In the copy, include every entry exactly but none of the images.

* * * * *

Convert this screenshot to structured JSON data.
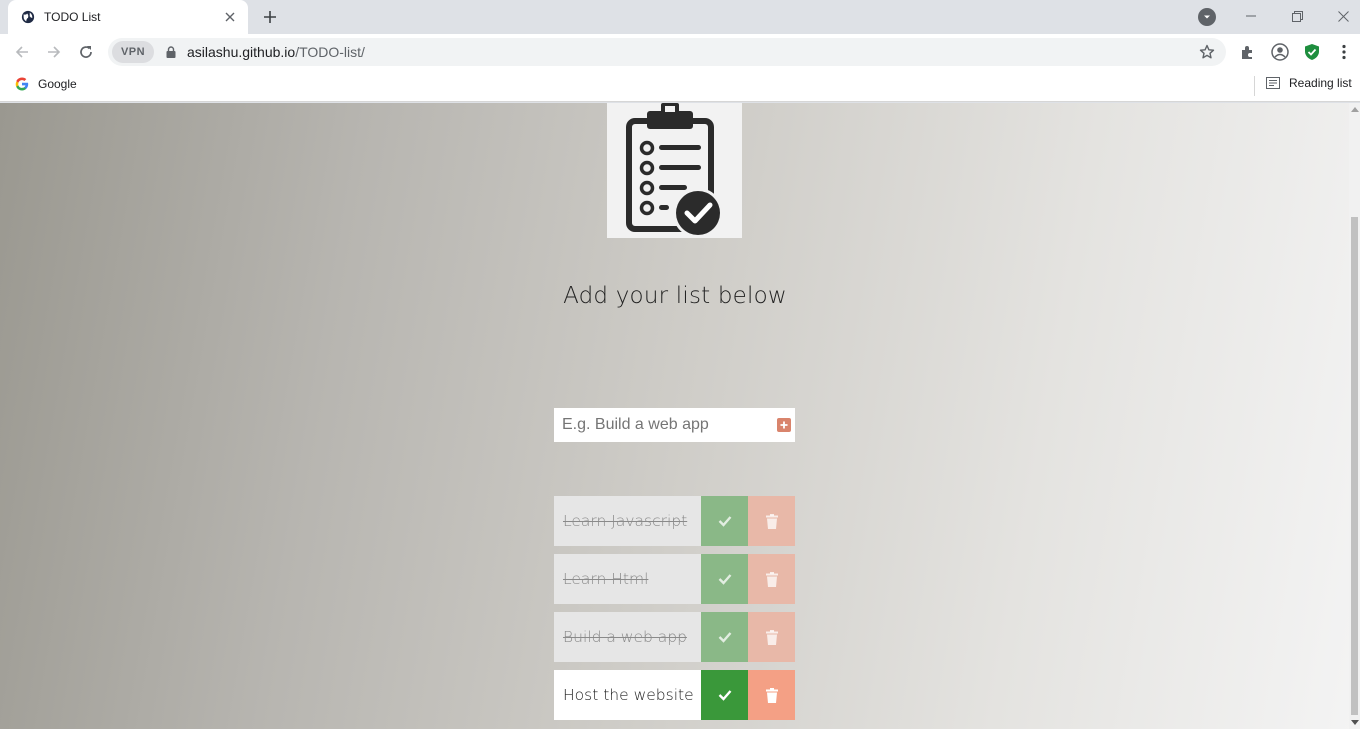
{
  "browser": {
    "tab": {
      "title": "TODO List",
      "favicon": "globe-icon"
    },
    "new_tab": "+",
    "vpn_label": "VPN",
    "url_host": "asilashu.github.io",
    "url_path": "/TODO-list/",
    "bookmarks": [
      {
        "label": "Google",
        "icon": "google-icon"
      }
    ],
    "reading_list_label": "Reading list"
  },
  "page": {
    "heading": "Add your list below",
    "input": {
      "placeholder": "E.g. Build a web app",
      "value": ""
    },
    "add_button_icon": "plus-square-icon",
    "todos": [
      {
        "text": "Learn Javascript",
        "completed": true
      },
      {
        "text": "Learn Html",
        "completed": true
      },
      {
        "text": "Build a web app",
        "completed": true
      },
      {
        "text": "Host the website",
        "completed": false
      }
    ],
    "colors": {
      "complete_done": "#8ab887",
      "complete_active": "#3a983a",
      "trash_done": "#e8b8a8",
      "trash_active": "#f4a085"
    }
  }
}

* * * * *

ANSWER FOR THIS EXERCISE:
Convert this screenshot to structured JSON data.
{
  "browser": {
    "tab": {
      "title": "TODO List",
      "favicon": "globe-icon"
    },
    "new_tab": "+",
    "vpn_label": "VPN",
    "url_host": "asilashu.github.io",
    "url_path": "/TODO-list/",
    "bookmarks": [
      {
        "label": "Google",
        "icon": "google-icon"
      }
    ],
    "reading_list_label": "Reading list"
  },
  "page": {
    "heading": "Add your list below",
    "input": {
      "placeholder": "E.g. Build a web app",
      "value": ""
    },
    "add_button_icon": "plus-square-icon",
    "todos": [
      {
        "text": "Learn Javascript",
        "completed": true
      },
      {
        "text": "Learn Html",
        "completed": true
      },
      {
        "text": "Build a web app",
        "completed": true
      },
      {
        "text": "Host the website",
        "completed": false
      }
    ],
    "colors": {
      "complete_done": "#8ab887",
      "complete_active": "#3a983a",
      "trash_done": "#e8b8a8",
      "trash_active": "#f4a085"
    }
  }
}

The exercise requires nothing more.